What you need to do →
Below are the records; work out how many lines among them contain "significance", and write nothing besides that number.

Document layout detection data
* * * * *
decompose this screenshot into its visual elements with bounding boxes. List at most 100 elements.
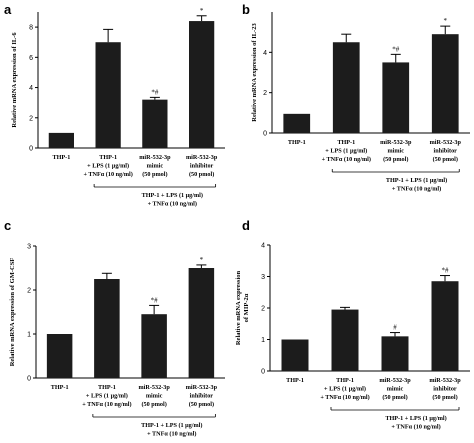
category-label: + TNFα (10 ng/ml) (82, 401, 131, 408)
category-label: + LPS (1 μg/ml) (86, 393, 128, 400)
bracket-label: THP-1 + LPS (1 μg/ml) (385, 415, 446, 422)
panel-letter: a (4, 2, 12, 17)
significance-mark: # (393, 324, 397, 332)
y-tick-label: 0 (27, 376, 31, 383)
category-label: THP-1 (52, 154, 70, 161)
y-tick-label: 0 (29, 146, 33, 153)
category-label: + TNFα (10 ng/ml) (322, 156, 371, 163)
panel-letter: b (242, 2, 250, 17)
y-tick-label: 2 (27, 288, 31, 295)
y-tick-label: 0 (261, 369, 265, 376)
y-tick-label: 4 (263, 50, 267, 57)
category-label: (50 pmol) (141, 401, 166, 408)
category-label: + TNFα (10 ng/ml) (83, 171, 132, 178)
category-label: THP-1 (51, 384, 69, 391)
category-label: + LPS (1 μg/ml) (87, 163, 129, 170)
category-label: miR-532-3p (186, 154, 218, 161)
y-tick-label: 0 (263, 131, 267, 138)
panel-d: d Relative mRNA expression of MIP-2α 0 1 2 3 4 T… (235, 218, 470, 431)
bracket-label: THP-1 + LPS (1 μg/ml) (386, 177, 447, 184)
category-label: (50 pmol) (432, 394, 457, 401)
significance-mark: *# (392, 45, 400, 53)
category-label: miR-532-3p (429, 377, 461, 384)
y-tick-label: 3 (27, 244, 31, 251)
category-label: (50 pmol) (383, 156, 408, 163)
significance-mark: * (200, 7, 204, 15)
bar (281, 339, 309, 371)
bar (332, 42, 360, 133)
y-tick-label: 1 (261, 337, 265, 344)
category-label: inhibitor (190, 163, 214, 170)
panel-c: c Relative mRNA expression of GM-CSF 0 1 2 3 T… (4, 218, 225, 438)
bar (431, 281, 459, 371)
category-label: miR-532-3p (138, 384, 170, 391)
y-tick-label: 2 (29, 115, 33, 122)
category-label: inhibitor (434, 148, 458, 155)
category-label: mimic (388, 148, 405, 155)
significance-mark: * (444, 17, 448, 25)
y-axis-label: Relative mRNA expression (235, 270, 242, 345)
y-tick-label: 4 (29, 85, 33, 92)
significance-mark: *# (151, 88, 159, 96)
bar (431, 34, 459, 133)
y-axis-label: Relative mRNA expression of IL-6 (11, 32, 18, 128)
bar (141, 314, 167, 378)
bar (331, 309, 359, 371)
category-label: + TNFα (10 ng/ml) (320, 394, 369, 401)
category-label: THP-1 (99, 154, 117, 161)
category-label: mimic (146, 393, 163, 400)
category-label: inhibitor (433, 386, 457, 393)
y-axis-label: Relative mRNA expression of IL-23 (251, 23, 258, 122)
bracket-label: + TNFα (10 ng/ml) (148, 201, 197, 208)
category-label: THP-1 (286, 377, 304, 384)
panel-letter: c (4, 218, 11, 233)
category-label: THP-1 (336, 377, 354, 384)
panel-letter: d (242, 218, 250, 233)
bracket-label: + TNFα (10 ng/ml) (392, 186, 441, 193)
y-tick-label: 1 (27, 332, 31, 339)
category-label: miR-532-3p (380, 139, 412, 146)
bar (188, 268, 215, 378)
bar (46, 334, 73, 378)
y-tick-label: 3 (261, 274, 265, 281)
bracket-label: + TNFα (10 ng/ml) (391, 424, 440, 431)
bar (48, 132, 74, 148)
y-axis-label: Relative mRNA expression of GM-CSF (9, 258, 16, 367)
significance-mark: *# (151, 296, 159, 304)
bar (95, 42, 121, 148)
category-label: + LPS (1 μg/ml) (324, 386, 366, 393)
category-label: inhibitor (190, 393, 214, 400)
category-label: (50 pmol) (189, 171, 214, 178)
category-label: miR-532-3p (139, 154, 171, 161)
category-label: miR-532-3p (186, 384, 218, 391)
y-tick-label: 8 (29, 25, 33, 32)
y-tick-label: 6 (29, 55, 33, 62)
category-label: mimic (147, 163, 164, 170)
category-label: miR-532-3p (430, 139, 462, 146)
y-tick-label: 4 (261, 243, 265, 250)
bracket-label: THP-1 + LPS (1 μg/ml) (142, 192, 203, 199)
bar (94, 279, 120, 378)
bar (189, 21, 215, 148)
category-label: THP-1 (98, 384, 116, 391)
bar (382, 62, 410, 133)
y-tick-label: 2 (261, 306, 265, 313)
category-label: (50 pmol) (382, 394, 407, 401)
bar (283, 113, 311, 133)
category-label: miR-532-3p (379, 377, 411, 384)
bar (381, 336, 409, 371)
category-label: (50 pmol) (189, 401, 214, 408)
y-tick-label: 2 (263, 90, 267, 97)
bar (142, 99, 168, 148)
category-label: THP-1 (288, 139, 306, 146)
y-axis-label: of MIP-2α (243, 293, 250, 322)
bracket-label: + TNFα (10 ng/ml) (147, 431, 196, 438)
bracket-label: THP-1 + LPS (1 μg/ml) (141, 422, 202, 429)
panel-a: a Relative mRNA expression of IL-6 0 2 4 6 8 TH… (4, 2, 225, 208)
category-label: + LPS (1 μg/ml) (325, 148, 367, 155)
category-label: mimic (387, 386, 404, 393)
category-label: THP-1 (337, 139, 355, 146)
category-label: (50 pmol) (433, 156, 458, 163)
* * * * *
Response to the exercise →
6